● **Exercise description**: Pull out every line below that holds the word "this".

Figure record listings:
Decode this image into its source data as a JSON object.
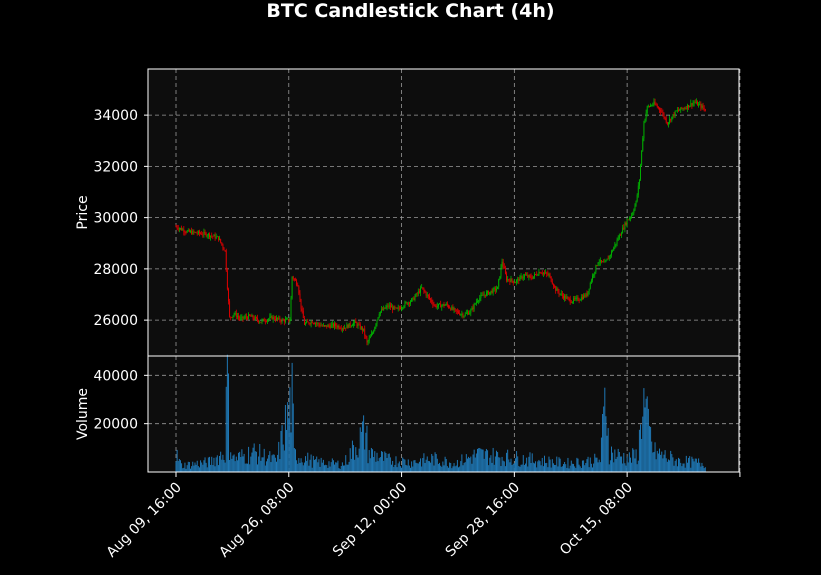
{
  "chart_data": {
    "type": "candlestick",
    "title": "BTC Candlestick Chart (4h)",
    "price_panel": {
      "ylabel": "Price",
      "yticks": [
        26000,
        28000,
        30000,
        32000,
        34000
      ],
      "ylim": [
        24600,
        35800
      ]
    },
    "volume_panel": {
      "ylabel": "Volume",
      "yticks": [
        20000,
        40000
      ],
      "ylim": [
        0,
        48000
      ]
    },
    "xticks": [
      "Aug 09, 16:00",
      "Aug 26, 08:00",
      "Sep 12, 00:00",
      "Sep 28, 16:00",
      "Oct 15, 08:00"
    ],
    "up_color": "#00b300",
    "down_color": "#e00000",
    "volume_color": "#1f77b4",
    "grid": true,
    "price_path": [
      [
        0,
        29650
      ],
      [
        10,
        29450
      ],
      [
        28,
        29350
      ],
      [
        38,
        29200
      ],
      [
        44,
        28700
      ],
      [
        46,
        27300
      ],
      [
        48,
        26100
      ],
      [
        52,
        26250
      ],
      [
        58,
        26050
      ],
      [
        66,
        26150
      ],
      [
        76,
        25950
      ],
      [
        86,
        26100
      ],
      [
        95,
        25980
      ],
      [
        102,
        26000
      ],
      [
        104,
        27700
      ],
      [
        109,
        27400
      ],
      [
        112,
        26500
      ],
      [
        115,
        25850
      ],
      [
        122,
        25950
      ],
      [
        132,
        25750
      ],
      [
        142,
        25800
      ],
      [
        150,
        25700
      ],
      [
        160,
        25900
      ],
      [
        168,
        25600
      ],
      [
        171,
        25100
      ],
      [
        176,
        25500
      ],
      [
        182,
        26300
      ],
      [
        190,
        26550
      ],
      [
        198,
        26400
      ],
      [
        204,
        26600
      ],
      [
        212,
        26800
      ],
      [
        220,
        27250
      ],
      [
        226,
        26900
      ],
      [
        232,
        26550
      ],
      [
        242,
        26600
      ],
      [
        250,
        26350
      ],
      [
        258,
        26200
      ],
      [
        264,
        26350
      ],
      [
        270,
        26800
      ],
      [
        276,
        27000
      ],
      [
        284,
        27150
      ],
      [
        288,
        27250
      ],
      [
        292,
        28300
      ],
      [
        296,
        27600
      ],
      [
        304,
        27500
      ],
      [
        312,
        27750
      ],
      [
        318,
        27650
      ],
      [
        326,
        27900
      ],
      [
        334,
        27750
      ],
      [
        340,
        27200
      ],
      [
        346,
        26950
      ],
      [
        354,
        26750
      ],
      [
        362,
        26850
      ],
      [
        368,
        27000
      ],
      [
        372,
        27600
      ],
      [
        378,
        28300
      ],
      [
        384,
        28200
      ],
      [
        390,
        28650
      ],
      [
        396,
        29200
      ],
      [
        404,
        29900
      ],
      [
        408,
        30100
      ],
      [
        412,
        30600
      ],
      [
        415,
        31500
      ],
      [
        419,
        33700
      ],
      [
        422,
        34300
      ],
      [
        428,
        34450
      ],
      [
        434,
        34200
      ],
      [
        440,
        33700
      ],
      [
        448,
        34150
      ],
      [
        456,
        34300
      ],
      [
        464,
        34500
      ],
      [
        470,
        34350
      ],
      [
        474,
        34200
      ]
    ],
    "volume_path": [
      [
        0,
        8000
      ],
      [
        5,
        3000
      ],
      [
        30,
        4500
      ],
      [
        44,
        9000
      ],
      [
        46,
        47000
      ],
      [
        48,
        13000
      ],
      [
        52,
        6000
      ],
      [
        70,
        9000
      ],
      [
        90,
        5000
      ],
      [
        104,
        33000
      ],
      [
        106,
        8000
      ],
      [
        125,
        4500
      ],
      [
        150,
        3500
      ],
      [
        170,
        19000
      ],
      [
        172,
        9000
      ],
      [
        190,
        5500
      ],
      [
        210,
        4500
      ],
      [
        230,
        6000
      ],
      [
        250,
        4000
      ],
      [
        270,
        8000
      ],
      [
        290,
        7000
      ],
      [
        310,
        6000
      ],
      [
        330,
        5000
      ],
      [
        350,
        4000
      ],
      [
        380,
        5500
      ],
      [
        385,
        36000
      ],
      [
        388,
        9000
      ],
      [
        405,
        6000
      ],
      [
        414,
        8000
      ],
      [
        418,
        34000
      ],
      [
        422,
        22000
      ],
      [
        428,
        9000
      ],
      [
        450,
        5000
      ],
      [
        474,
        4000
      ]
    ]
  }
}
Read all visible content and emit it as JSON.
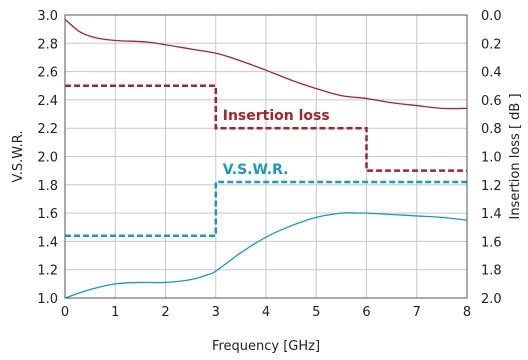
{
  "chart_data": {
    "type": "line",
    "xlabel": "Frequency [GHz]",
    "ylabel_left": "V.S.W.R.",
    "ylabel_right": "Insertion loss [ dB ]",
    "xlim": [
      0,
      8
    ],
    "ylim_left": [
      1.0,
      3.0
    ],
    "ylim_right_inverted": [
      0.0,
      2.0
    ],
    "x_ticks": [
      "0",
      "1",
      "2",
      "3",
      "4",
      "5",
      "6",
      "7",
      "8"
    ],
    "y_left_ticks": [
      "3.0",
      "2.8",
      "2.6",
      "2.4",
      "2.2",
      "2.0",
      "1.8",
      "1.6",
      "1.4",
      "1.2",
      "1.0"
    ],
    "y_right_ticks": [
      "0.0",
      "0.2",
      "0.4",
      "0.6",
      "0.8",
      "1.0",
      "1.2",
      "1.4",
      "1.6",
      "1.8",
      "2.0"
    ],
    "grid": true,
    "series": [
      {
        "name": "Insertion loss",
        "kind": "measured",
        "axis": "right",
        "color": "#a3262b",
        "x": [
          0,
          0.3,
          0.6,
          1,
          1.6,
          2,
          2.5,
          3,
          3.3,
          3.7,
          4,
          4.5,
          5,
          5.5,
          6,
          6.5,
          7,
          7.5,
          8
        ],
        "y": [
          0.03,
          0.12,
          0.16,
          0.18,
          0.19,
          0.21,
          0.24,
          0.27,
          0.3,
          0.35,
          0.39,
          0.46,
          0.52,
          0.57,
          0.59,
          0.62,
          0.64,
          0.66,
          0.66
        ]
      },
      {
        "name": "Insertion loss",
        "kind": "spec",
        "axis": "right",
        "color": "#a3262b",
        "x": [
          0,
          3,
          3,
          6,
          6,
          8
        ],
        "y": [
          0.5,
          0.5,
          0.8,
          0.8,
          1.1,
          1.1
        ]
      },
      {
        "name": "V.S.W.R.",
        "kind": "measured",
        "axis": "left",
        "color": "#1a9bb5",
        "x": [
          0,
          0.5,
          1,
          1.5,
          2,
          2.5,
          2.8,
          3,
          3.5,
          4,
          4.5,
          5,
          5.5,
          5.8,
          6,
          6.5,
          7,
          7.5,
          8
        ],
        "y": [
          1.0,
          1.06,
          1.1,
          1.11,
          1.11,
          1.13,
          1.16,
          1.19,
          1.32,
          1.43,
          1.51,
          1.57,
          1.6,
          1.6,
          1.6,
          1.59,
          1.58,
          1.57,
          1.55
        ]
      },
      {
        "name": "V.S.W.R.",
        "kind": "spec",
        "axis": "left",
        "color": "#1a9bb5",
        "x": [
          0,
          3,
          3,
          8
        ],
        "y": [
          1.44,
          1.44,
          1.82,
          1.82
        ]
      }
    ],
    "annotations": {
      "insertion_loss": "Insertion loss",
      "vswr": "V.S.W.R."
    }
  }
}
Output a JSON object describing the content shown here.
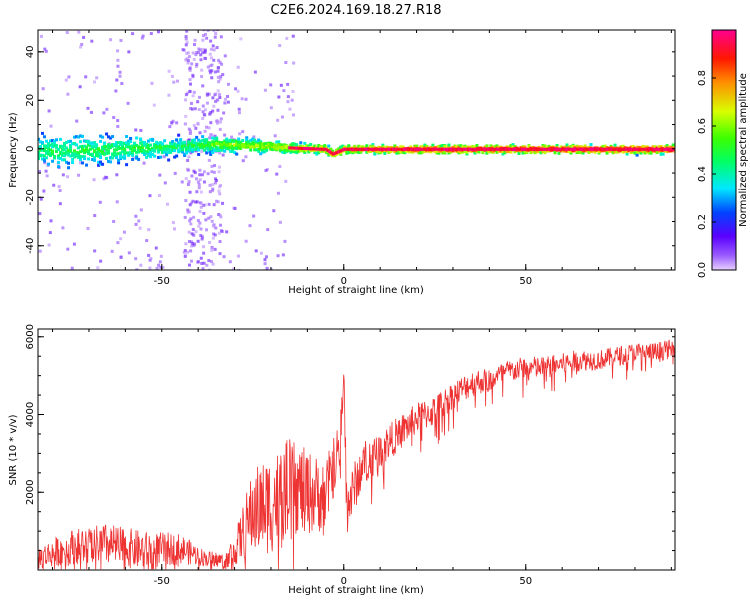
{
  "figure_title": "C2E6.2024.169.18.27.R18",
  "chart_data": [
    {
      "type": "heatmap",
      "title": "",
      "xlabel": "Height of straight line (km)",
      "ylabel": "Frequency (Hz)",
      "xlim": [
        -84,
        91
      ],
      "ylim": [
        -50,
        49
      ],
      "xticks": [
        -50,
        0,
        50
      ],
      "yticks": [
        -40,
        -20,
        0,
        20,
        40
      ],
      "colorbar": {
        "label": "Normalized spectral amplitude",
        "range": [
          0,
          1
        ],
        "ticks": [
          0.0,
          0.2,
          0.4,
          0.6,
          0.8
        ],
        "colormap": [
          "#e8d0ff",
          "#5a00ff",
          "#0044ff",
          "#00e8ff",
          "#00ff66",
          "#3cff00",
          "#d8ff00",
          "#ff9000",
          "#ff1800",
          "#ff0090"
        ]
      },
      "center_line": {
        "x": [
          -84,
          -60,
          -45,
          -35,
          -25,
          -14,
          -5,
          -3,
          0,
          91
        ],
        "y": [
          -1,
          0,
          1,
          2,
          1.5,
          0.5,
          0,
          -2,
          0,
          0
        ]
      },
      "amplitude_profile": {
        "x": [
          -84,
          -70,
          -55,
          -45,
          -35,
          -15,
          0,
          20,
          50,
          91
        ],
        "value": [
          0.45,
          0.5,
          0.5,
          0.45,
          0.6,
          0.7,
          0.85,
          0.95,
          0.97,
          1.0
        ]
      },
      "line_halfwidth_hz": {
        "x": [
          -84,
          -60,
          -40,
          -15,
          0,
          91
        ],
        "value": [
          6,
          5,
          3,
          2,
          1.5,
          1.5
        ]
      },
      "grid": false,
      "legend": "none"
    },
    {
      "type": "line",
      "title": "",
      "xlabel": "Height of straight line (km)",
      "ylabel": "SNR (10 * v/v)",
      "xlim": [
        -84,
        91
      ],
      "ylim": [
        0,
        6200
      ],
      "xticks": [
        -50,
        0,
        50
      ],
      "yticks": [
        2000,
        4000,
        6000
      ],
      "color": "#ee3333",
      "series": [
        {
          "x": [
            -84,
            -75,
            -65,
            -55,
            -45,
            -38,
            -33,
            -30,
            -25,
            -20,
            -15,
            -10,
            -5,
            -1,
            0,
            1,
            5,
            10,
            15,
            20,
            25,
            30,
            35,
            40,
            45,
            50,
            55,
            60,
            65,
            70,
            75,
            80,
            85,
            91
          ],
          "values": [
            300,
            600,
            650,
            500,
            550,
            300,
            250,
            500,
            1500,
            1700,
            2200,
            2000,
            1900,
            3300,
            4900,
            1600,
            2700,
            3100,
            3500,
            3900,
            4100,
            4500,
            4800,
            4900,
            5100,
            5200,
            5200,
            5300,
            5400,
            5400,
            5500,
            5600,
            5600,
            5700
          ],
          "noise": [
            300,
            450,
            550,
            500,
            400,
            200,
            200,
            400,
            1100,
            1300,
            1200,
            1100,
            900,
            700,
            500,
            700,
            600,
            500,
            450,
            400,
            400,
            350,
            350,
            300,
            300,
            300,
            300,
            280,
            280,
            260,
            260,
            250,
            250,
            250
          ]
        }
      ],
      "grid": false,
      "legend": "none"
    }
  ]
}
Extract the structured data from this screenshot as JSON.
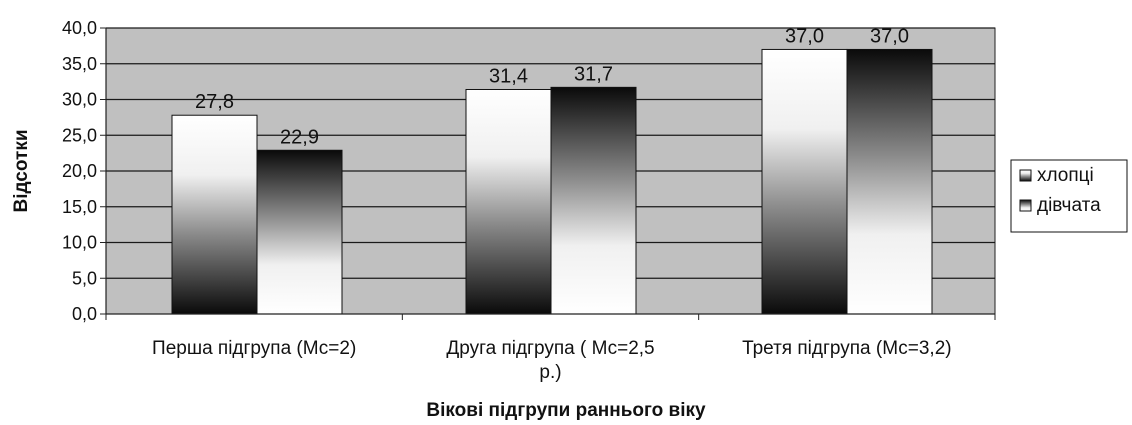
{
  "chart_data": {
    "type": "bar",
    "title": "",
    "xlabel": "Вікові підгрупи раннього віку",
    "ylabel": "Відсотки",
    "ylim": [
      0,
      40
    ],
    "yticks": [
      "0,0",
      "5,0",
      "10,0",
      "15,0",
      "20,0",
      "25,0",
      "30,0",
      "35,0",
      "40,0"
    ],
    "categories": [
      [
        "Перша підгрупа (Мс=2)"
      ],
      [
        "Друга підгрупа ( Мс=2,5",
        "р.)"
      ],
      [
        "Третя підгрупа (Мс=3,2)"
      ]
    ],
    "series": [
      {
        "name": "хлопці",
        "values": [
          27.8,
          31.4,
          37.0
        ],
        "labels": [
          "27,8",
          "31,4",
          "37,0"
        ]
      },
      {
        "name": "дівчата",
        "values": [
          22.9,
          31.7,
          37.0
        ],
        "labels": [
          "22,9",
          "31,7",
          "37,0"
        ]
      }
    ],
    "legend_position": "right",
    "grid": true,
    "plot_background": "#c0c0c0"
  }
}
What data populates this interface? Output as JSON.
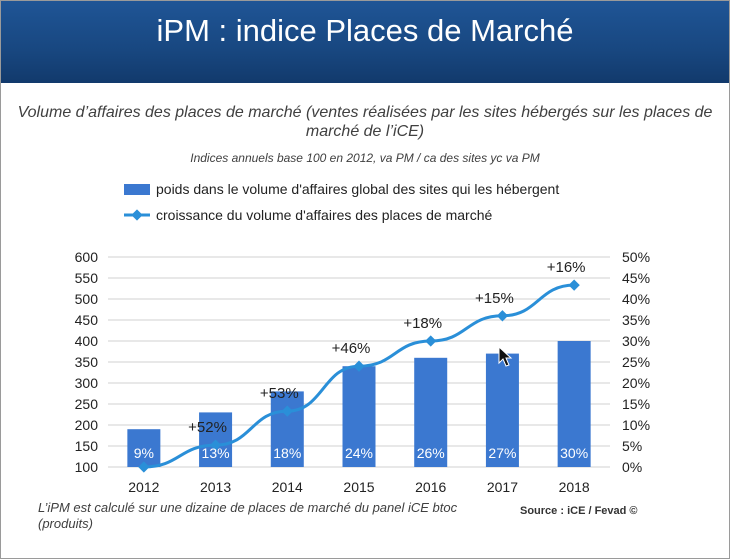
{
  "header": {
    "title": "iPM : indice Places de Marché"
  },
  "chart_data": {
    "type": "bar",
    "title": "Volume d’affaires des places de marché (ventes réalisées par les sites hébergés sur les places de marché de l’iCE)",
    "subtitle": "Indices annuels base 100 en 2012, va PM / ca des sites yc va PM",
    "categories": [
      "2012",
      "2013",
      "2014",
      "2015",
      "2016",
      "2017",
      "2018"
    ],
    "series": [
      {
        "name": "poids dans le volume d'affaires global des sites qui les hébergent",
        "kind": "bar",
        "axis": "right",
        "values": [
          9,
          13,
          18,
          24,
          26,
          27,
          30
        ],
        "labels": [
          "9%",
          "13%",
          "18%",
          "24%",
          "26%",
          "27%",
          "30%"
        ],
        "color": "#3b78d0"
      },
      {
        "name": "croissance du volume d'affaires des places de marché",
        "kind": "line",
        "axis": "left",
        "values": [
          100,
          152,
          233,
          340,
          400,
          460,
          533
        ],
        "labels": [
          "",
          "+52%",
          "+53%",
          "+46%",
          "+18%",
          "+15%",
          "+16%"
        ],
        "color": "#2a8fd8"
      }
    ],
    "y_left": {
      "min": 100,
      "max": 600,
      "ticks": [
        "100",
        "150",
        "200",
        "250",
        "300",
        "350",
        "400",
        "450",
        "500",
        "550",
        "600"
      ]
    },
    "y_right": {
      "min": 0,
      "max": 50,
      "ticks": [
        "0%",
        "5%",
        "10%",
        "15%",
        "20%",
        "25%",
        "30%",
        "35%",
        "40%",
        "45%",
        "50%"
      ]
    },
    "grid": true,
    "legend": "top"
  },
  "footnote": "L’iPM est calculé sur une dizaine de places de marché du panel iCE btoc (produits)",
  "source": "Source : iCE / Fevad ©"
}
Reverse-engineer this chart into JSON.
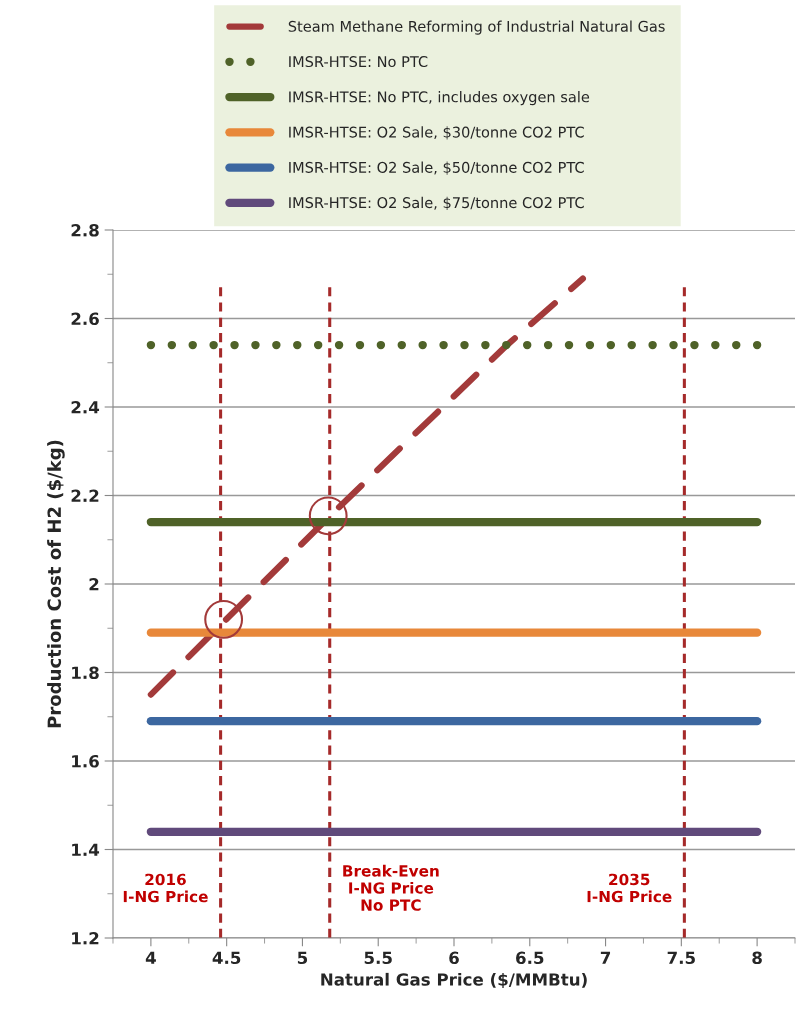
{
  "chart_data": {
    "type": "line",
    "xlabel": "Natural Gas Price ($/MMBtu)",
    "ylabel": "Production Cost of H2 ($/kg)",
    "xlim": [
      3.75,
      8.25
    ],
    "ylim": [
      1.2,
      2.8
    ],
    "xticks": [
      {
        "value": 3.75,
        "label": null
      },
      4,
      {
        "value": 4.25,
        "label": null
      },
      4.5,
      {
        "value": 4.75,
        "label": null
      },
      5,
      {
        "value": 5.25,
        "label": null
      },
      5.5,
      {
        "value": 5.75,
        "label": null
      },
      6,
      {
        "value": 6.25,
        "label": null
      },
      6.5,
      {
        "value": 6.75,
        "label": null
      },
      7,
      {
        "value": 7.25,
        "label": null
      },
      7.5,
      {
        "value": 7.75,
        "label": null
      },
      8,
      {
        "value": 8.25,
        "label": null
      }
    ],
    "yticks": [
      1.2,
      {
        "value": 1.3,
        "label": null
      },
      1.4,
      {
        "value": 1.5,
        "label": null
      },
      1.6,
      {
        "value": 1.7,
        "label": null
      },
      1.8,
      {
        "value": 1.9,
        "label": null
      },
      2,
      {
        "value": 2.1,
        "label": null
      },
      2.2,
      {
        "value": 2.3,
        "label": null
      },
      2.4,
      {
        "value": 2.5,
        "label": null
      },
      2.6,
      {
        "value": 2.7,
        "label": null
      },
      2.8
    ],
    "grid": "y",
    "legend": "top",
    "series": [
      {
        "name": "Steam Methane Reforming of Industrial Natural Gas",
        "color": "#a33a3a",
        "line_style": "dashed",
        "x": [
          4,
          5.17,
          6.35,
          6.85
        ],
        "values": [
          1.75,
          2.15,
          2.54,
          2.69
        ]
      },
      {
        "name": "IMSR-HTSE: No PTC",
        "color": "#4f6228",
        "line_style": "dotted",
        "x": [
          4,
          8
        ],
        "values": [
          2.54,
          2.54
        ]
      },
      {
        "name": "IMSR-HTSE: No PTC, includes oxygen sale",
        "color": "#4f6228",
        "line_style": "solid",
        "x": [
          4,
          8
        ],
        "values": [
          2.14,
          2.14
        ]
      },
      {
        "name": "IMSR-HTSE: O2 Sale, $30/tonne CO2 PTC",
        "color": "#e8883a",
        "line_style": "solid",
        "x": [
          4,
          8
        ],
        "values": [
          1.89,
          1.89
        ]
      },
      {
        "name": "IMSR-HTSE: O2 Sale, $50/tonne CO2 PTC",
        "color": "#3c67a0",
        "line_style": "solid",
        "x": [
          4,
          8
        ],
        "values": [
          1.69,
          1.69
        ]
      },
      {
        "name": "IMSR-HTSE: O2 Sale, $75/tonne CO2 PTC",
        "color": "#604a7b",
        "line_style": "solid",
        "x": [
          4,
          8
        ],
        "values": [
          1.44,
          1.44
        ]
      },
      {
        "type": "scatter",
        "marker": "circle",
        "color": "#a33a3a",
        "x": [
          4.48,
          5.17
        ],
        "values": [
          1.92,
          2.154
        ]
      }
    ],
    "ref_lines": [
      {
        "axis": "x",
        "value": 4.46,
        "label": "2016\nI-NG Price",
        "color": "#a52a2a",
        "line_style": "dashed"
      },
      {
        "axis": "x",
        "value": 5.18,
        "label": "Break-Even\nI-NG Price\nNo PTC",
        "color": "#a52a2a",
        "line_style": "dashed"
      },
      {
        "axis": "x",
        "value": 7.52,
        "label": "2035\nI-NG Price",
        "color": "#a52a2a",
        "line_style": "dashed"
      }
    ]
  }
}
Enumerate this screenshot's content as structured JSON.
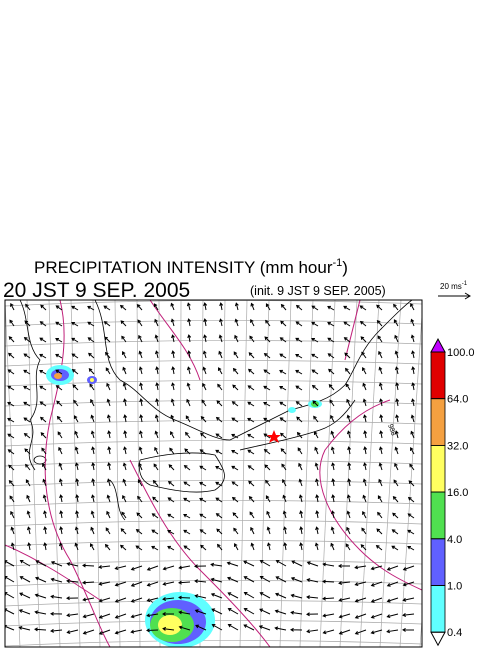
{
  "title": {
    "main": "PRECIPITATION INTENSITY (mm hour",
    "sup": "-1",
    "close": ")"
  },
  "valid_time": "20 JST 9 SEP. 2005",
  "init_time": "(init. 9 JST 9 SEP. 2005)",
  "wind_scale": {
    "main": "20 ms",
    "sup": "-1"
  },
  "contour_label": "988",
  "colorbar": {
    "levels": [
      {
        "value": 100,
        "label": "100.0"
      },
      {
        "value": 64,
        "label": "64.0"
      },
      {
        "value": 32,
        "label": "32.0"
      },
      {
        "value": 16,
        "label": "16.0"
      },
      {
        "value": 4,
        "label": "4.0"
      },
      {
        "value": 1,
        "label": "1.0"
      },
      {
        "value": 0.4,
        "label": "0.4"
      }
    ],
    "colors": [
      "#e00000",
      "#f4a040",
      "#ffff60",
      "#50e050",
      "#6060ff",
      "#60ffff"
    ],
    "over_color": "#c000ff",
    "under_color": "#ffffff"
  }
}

● **Solution**:
Decode this image into its source data as a JSON object.
Extract the structured data from this screenshot as JSON.
What data populates this interface? Output as JSON.
Reverse-engineer this chart into JSON.
Enumerate this screenshot's content as structured JSON.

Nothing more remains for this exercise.